[Saved entries]
>> Start
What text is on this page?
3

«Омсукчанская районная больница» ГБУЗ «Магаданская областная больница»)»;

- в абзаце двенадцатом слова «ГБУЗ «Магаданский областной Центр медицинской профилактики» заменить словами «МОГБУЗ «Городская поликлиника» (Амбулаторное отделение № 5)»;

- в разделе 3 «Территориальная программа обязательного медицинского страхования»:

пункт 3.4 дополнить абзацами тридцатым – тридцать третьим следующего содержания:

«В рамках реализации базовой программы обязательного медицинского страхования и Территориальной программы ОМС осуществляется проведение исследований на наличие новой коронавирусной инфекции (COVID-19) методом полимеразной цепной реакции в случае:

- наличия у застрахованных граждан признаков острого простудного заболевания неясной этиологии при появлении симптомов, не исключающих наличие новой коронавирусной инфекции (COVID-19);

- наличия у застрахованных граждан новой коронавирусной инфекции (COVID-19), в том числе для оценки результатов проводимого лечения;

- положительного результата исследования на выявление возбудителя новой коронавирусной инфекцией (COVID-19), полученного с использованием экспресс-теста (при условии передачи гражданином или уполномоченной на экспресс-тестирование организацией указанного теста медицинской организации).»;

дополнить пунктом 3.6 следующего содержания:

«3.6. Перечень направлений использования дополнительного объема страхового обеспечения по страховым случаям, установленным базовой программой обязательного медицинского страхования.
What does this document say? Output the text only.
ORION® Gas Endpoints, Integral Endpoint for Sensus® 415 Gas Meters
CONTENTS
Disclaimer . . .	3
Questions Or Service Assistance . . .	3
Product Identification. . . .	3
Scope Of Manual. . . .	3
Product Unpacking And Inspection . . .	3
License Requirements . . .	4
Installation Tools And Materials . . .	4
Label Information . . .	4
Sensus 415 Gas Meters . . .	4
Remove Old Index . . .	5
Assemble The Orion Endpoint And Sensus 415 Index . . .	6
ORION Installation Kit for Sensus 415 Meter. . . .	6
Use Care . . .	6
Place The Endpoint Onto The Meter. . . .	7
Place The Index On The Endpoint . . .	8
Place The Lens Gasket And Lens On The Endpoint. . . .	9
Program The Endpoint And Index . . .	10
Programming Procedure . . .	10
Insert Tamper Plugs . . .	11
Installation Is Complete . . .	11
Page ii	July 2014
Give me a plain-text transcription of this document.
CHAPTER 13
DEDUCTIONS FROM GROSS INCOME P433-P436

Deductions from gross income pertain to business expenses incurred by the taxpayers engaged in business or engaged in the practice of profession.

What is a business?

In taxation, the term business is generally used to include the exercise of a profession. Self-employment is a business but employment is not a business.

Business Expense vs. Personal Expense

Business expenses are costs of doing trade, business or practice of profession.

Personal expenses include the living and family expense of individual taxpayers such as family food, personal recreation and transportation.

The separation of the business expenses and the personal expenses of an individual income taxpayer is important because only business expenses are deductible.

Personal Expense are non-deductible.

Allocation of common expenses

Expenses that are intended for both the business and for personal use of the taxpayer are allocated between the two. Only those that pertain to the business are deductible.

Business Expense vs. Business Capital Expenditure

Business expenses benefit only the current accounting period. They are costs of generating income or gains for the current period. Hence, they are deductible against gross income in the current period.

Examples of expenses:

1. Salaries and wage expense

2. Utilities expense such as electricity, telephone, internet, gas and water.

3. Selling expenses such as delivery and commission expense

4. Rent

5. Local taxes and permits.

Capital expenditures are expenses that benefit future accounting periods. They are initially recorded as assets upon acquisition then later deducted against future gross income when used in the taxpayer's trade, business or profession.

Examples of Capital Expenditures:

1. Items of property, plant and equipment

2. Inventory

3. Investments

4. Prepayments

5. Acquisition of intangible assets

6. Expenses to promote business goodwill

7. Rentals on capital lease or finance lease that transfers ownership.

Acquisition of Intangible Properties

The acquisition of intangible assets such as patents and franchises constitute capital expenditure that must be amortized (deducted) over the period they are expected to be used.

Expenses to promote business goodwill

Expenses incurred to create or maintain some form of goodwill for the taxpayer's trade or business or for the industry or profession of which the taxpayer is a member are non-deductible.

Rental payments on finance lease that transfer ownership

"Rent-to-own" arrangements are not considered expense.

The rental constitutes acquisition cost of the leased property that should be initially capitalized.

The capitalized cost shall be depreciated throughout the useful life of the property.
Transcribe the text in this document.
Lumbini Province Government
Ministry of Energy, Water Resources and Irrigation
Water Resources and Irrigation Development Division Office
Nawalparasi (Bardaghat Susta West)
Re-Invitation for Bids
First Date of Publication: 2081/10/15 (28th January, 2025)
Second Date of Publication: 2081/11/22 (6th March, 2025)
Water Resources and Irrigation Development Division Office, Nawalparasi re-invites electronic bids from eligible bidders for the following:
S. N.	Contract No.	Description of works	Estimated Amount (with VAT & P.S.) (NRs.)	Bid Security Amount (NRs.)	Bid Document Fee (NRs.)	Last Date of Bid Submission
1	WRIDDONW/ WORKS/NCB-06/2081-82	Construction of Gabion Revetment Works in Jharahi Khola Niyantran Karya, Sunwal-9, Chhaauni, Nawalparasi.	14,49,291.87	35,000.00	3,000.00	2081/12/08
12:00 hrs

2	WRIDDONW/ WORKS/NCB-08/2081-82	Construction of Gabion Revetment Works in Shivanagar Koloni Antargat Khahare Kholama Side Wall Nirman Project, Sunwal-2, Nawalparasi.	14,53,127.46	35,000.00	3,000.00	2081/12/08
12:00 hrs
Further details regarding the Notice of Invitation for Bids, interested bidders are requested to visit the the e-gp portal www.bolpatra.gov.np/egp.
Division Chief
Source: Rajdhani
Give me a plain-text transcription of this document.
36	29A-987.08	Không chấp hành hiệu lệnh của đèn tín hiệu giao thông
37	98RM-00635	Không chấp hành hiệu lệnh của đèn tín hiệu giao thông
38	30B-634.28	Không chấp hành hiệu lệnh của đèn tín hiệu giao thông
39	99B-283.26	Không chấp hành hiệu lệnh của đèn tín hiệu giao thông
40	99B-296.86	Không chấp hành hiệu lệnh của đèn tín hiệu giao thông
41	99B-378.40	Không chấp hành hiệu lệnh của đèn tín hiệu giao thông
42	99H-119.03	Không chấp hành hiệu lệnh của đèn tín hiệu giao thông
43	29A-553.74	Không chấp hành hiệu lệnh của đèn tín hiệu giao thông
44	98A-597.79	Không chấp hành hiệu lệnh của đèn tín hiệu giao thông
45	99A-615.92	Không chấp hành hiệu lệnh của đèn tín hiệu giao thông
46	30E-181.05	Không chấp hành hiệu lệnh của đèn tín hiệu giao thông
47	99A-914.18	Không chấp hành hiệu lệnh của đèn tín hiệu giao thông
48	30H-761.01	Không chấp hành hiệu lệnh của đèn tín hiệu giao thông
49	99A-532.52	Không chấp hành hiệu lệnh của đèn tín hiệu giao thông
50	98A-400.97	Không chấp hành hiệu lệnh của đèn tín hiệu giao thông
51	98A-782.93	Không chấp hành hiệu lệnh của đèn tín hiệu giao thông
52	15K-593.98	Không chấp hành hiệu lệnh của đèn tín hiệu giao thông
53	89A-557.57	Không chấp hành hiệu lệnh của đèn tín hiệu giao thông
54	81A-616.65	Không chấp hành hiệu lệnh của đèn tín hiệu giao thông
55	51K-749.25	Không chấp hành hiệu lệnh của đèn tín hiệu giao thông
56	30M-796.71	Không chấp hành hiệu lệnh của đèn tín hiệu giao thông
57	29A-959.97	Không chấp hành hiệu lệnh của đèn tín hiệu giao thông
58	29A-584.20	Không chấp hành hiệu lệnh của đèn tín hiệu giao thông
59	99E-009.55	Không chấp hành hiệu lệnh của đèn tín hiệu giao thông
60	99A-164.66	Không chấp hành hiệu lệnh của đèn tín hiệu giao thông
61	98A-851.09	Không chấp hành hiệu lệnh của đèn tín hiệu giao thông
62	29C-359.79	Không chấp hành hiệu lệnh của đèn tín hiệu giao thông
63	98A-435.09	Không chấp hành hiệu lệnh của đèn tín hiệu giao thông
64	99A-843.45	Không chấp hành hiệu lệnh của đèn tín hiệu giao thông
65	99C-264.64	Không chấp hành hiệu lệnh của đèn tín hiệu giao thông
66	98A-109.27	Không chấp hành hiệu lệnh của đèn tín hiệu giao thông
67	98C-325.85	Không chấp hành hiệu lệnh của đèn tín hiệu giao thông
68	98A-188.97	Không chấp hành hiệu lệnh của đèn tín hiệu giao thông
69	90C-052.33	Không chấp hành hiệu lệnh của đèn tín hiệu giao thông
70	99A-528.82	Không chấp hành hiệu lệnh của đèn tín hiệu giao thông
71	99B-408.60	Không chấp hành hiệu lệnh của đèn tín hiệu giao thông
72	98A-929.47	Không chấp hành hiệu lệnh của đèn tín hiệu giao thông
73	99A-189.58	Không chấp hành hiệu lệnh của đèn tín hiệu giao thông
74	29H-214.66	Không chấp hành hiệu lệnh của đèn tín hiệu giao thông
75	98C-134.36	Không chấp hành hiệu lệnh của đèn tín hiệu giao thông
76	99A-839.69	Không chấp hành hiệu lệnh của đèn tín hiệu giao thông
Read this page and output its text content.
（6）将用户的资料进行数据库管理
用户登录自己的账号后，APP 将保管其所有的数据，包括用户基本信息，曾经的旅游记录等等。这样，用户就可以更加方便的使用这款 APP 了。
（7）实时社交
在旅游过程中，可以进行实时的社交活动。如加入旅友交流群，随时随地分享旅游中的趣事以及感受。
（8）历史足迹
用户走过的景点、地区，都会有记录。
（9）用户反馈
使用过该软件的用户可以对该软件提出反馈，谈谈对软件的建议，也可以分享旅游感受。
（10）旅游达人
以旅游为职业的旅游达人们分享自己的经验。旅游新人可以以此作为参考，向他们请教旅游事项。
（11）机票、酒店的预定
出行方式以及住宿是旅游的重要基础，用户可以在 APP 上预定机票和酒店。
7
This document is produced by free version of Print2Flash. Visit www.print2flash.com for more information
>> End
- [Written task]
Copy out every line in the entries above that holds "Nawalparasi".

- [Full response]
Nawalparasi (Bardaghat Susta West)
Water Resources and Irrigation Development Division Office, Nawalparasi re-invites electronic bids from eligible bidders for the following:
1	WRIDDONW/ WORKS/NCB-06/2081-82	Construction of Gabion Revetment Works in Jharahi Khola Niyantran Karya, Sunwal-9, Chhaauni, Nawalparasi.	14,49,291.87	35,000.00	3,000.00	2081/12/08
2	WRIDDONW/ WORKS/NCB-08/2081-82	Construction of Gabion Revetment Works in Shivanagar Koloni Antargat Khahare Kholama Side Wall Nirman Project, Sunwal-2, Nawalparasi.	14,53,127.46	35,000.00	3,000.00	2081/12/08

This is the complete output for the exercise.